(Layout dataset entries)
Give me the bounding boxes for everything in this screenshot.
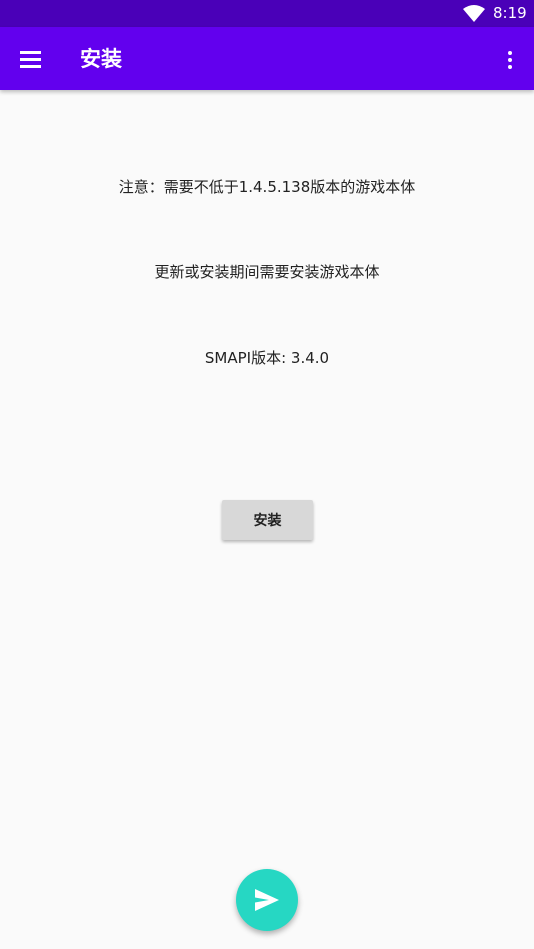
send-icon: [255, 889, 279, 911]
more-vert-icon[interactable]: [494, 41, 526, 77]
page-title: 安装: [80, 47, 122, 71]
send-fab-button[interactable]: [236, 869, 298, 931]
install-button[interactable]: 安装: [222, 500, 313, 540]
status-time: 8:19: [493, 4, 527, 22]
smapi-version-text: SMAPI版本: 3.4.0: [204, 349, 330, 367]
wifi-icon: [463, 5, 485, 22]
version-notice-text: 注意：需要不低于1.4.5.138版本的游戏本体: [118, 178, 416, 196]
hamburger-menu-icon[interactable]: [13, 41, 49, 77]
screen: 8:19 安装 注意：需要不低于1.4.5.138版本的游戏本体 更新或安装期间…: [0, 0, 534, 949]
app-bar: 安装: [0, 27, 534, 90]
update-note-text: 更新或安装期间需要安装游戏本体: [154, 263, 380, 281]
status-bar: 8:19: [0, 0, 534, 27]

▸ **EXERCISE OBJECTIVE**
Filter the lines above, keeping only those that contain the string "button", and reproduce each retained line in full.

▸ **RESULT BELOW**
send-fab-button[interactable]: [236, 869, 298, 931]
install-button[interactable]: 安装: [222, 500, 313, 540]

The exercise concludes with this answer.